EXERCISE DESCRIPTION:
Write out the records word for word, with no pictures.

'''

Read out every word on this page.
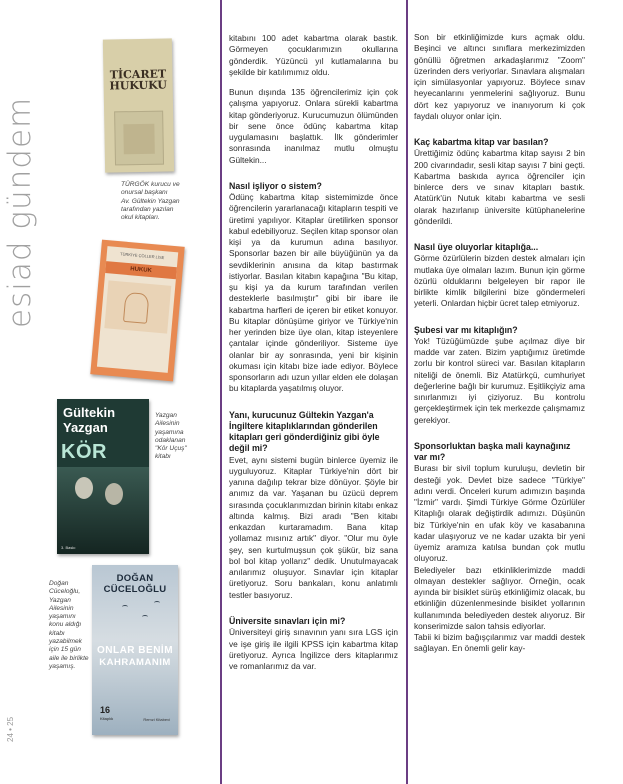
esiad gündem
24 • 25
TİCARET
HUKUKU
TÜRGÖK kurucu ve
onursal başkanı
Av. Gültekin Yazgan
tarafından yazılan
okul kitapları.
TÜRKİYE ÇÖLLER LİSE
HUKUK
Gültekin
Yazgan
KÖR
3. Baskı
Yazgan
Ailesinin
yaşamına
odaklanan
"Kör Uçuş"
kitabı
DOĞAN CÜCELOĞLU
ONLAR BENİM
KAHRAMANIM
16
Kitaplık	Remzi Kitabevi
Doğan
Cüceloğlu,
Yazgan
Ailesinin
yaşamını
konu aldığı
kitabı
yazabilmek
için 15 gün
aile ile birlikte
yaşamış.

kitabını 100 adet kabartma olarak bastık. Görmeyen çocuklarımızın okullarına gönderdik. Yüzüncü yıl kutlamalarına bu şekilde bir katılımımız oldu.

Bunun dışında 135 öğrencilerimiz için çok çalışma yapıyoruz. Onlara sürekli kabartma kitap gönderiyoruz. Kurucumuzun ölümünden bir sene önce ödünç kabartma kitap uygulamasını başlattık. İlk gönderimler sonrasında inanılmaz mutlu olmuştu Gültekin...

Nasıl işliyor o sistem?

Ödünç kabartma kitap sistemimizde önce öğrencilerin yararlanacağı kitapların tespiti ve üretimi yapılıyor. Kitaplar üretilirken sponsor kabul edebiliyoruz. Seçilen kitap sponsor olan kişi ya da kurumun adına basılıyor. Sponsorlar bazen bir aile büyüğünün ya da sevdiklerinin anısına da kitap bastırmak istiyorlar. Basılan kitabın kapağına "Bu kitap, şu kişi ya da kurum tarafından verilen desteklerle basılmıştır" gibi bir ibare ile kabartma harfleri de içeren bir etiket konuyor. Bu kitaplar dönüşüme giriyor ve Türkiye'nin her yerinden bize üye olan, kitap isteyenlere çantalar içinde gönderiliyor. Sisteme üye olanlar bir ay sonrasında, yeni bir kişinin okuması için kitabı bize iade ediyor. Böylece sponsorların adı uzun yıllar elden ele dolaşan bu kitaplarda yaşatılmış oluyor.

Yanı, kurucunuz Gültekin Yazgan'a İngiltere kitaplıklarından gönderilen kitapları geri gönderdiğiniz gibi öyle değil mi?

Evet, aynı sistemi bugün binlerce üyemiz ile uyguluyoruz. Kitaplar Türkiye'nin dört bir yanına dağılıp tekrar bize dönüyor. Şöyle bir anımız da var. Yaşanan bu üzücü deprem sırasında çocuklarımızdan birinin kitabı enkaz altında kalmış. Bizi aradı "Ben kitabı enkazdan kurtaramadım. Bana kitap yollamaz mısınız artık" diyor. "Olur mu öyle şey, sen kurtulmuşsun çok şükür, biz sana bol bol kitap yollarız" dedik. Unutulmayacak anılarımız oluşuyor. Sınavlar için kitaplar üretiyoruz. Soru bankaları, konu anlatımlı testler basıyoruz.

Üniversite sınavları için mi?

Üniversiteyi giriş sınavının yanı sıra LGS için ve işe giriş ile ilgili KPSS için kabartma kitap üretiyoruz. Ayrıca İngilizce ders kitaplarımız ve romanlarımız da var.

Son bir etkinliğimizde kurs açmak oldu. Beşinci ve altıncı sınıflara merkezimizden gönüllü öğretmen arkadaşlarımız "Zoom" üzerinden ders veriyorlar. Sınavlara alışmaları için simülasyonlar yapıyoruz. Böylece sınav heyecanlarını yenmelerini sağlıyoruz. Bunu dört kez yapıyoruz ve inanıyorum ki çok faydalı oluyor onlar için.

Kaç kabartma kitap var basılan?

Ürettiğimiz ödünç kabartma kitap sayısı 2 bin 200 civarındadır, sesli kitap sayısı 7 bini geçti. Kabartma baskıda ayrıca öğrenciler için binlerce ders ve sınav kitapları bastık. Atatürk'ün Nutuk kitabı kabartma ve sesli olarak hazırlanıp üniversite kütüphanelerine gönderildi.

Nasıl üye oluyorlar kitaplığa...

Görme özürlülerin bizden destek almaları için mutlaka üye olmaları lazım. Bunun için görme özürlü olduklarını belgeleyen bir rapor ile birlikte kimlik bilgilerini bize göndermeleri yeterli. Onlardan hiçbir ücret talep etmiyoruz.

Şubesi var mı kitaplığın?

Yok! Tüzüğümüzde şube açılmaz diye bir madde var zaten. Bizim yaptığımız üretimde zorlu bir kontrol süreci var. Basılan kitapların niteliği de önemli. Biz Atatürkçü, cumhuriyet değerlerine bağlı bir kurumuz. Eşitlikçiyiz ama sınırlanmızı iyi çiziyoruz. Bu kontrolu gerçekleştirmek için tek merkezde çalışmamız gerekiyor.

Sponsorluktan başka mali kaynağınız var mı?

Burası bir sivil toplum kuruluşu, devletin bir desteği yok. Devlet bize sadece "Türkiye" adını verdi. Önceleri kurum adımızın başında "İzmir" vardı. Şimdi Türkiye Görme Özürlüler Kitaplığı olarak değiştirdik adımızı. Düşünün biz Türkiye'nin en ufak köy ve kasabanına kadar ulaşıyoruz ve ne kadar uzakta bir yeni üyemiz aramıza katılsa bundan çok mutlu oluyoruz.

Belediyeler bazı etkinliklerimizde maddi olmayan destekler sağlıyor. Örneğin, ocak ayında bir bisiklet sürüş etkinliğimiz olacak, bu etkinliğin düzenlenmesinde bisiklet yollarının kullanımında belediyeden destek alıyoruz. Bir konserimizde salon tahsis ediyorlar.

Tabii ki bizim bağışçılarımız var maddi destek sağlayan. En önemli gelir kay-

'''

TASK SOLUTION:
Read out every word on this page.
esiad gündem
24 • 25
TİCARET
HUKUKU
TÜRGÖK kurucu ve
onursal başkanı
Av. Gültekin Yazgan
tarafından yazılan
okul kitapları.
TÜRKİYE ÇÖLLER LİSE
HUKUK
Gültekin
Yazgan
KÖR
3. Baskı
Yazgan
Ailesinin
yaşamına
odaklanan
"Kör Uçuş"
kitabı
DOĞAN CÜCELOĞLU
ONLAR BENİM
KAHRAMANIM
16
Kitaplık	Remzi Kitabevi
Doğan
Cüceloğlu,
Yazgan
Ailesinin
yaşamını
konu aldığı
kitabı
yazabilmek
için 15 gün
aile ile birlikte
yaşamış.

kitabını 100 adet kabartma olarak bastık. Görmeyen çocuklarımızın okullarına gönderdik. Yüzüncü yıl kutlamalarına bu şekilde bir katılımımız oldu.

Bunun dışında 135 öğrencilerimiz için çok çalışma yapıyoruz. Onlara sürekli kabartma kitap gönderiyoruz. Kurucumuzun ölümünden bir sene önce ödünç kabartma kitap uygulamasını başlattık. İlk gönderimler sonrasında inanılmaz mutlu olmuştu Gültekin...

Nasıl işliyor o sistem?

Ödünç kabartma kitap sistemimizde önce öğrencilerin yararlanacağı kitapların tespiti ve üretimi yapılıyor. Kitaplar üretilirken sponsor kabul edebiliyoruz. Seçilen kitap sponsor olan kişi ya da kurumun adına basılıyor. Sponsorlar bazen bir aile büyüğünün ya da sevdiklerinin anısına da kitap bastırmak istiyorlar. Basılan kitabın kapağına "Bu kitap, şu kişi ya da kurum tarafından verilen desteklerle basılmıştır" gibi bir ibare ile kabartma harfleri de içeren bir etiket konuyor. Bu kitaplar dönüşüme giriyor ve Türkiye'nin her yerinden bize üye olan, kitap isteyenlere çantalar içinde gönderiliyor. Sisteme üye olanlar bir ay sonrasında, yeni bir kişinin okuması için kitabı bize iade ediyor. Böylece sponsorların adı uzun yıllar elden ele dolaşan bu kitaplarda yaşatılmış oluyor.

Yanı, kurucunuz Gültekin Yazgan'a İngiltere kitaplıklarından gönderilen kitapları geri gönderdiğiniz gibi öyle değil mi?

Evet, aynı sistemi bugün binlerce üyemiz ile uyguluyoruz. Kitaplar Türkiye'nin dört bir yanına dağılıp tekrar bize dönüyor. Şöyle bir anımız da var. Yaşanan bu üzücü deprem sırasında çocuklarımızdan birinin kitabı enkaz altında kalmış. Bizi aradı "Ben kitabı enkazdan kurtaramadım. Bana kitap yollamaz mısınız artık" diyor. "Olur mu öyle şey, sen kurtulmuşsun çok şükür, biz sana bol bol kitap yollarız" dedik. Unutulmayacak anılarımız oluşuyor. Sınavlar için kitaplar üretiyoruz. Soru bankaları, konu anlatımlı testler basıyoruz.

Üniversite sınavları için mi?

Üniversiteyi giriş sınavının yanı sıra LGS için ve işe giriş ile ilgili KPSS için kabartma kitap üretiyoruz. Ayrıca İngilizce ders kitaplarımız ve romanlarımız da var.

Son bir etkinliğimizde kurs açmak oldu. Beşinci ve altıncı sınıflara merkezimizden gönüllü öğretmen arkadaşlarımız "Zoom" üzerinden ders veriyorlar. Sınavlara alışmaları için simülasyonlar yapıyoruz. Böylece sınav heyecanlarını yenmelerini sağlıyoruz. Bunu dört kez yapıyoruz ve inanıyorum ki çok faydalı oluyor onlar için.

Kaç kabartma kitap var basılan?

Ürettiğimiz ödünç kabartma kitap sayısı 2 bin 200 civarındadır, sesli kitap sayısı 7 bini geçti. Kabartma baskıda ayrıca öğrenciler için binlerce ders ve sınav kitapları bastık. Atatürk'ün Nutuk kitabı kabartma ve sesli olarak hazırlanıp üniversite kütüphanelerine gönderildi.

Nasıl üye oluyorlar kitaplığa...

Görme özürlülerin bizden destek almaları için mutlaka üye olmaları lazım. Bunun için görme özürlü olduklarını belgeleyen bir rapor ile birlikte kimlik bilgilerini bize göndermeleri yeterli. Onlardan hiçbir ücret talep etmiyoruz.

Şubesi var mı kitaplığın?

Yok! Tüzüğümüzde şube açılmaz diye bir madde var zaten. Bizim yaptığımız üretimde zorlu bir kontrol süreci var. Basılan kitapların niteliği de önemli. Biz Atatürkçü, cumhuriyet değerlerine bağlı bir kurumuz. Eşitlikçiyiz ama sınırlanmızı iyi çiziyoruz. Bu kontrolu gerçekleştirmek için tek merkezde çalışmamız gerekiyor.

Sponsorluktan başka mali kaynağınız var mı?

Burası bir sivil toplum kuruluşu, devletin bir desteği yok. Devlet bize sadece "Türkiye" adını verdi. Önceleri kurum adımızın başında "İzmir" vardı. Şimdi Türkiye Görme Özürlüler Kitaplığı olarak değiştirdik adımızı. Düşünün biz Türkiye'nin en ufak köy ve kasabanına kadar ulaşıyoruz ve ne kadar uzakta bir yeni üyemiz aramıza katılsa bundan çok mutlu oluyoruz.

Belediyeler bazı etkinliklerimizde maddi olmayan destekler sağlıyor. Örneğin, ocak ayında bir bisiklet sürüş etkinliğimiz olacak, bu etkinliğin düzenlenmesinde bisiklet yollarının kullanımında belediyeden destek alıyoruz. Bir konserimizde salon tahsis ediyorlar.

Tabii ki bizim bağışçılarımız var maddi destek sağlayan. En önemli gelir kay-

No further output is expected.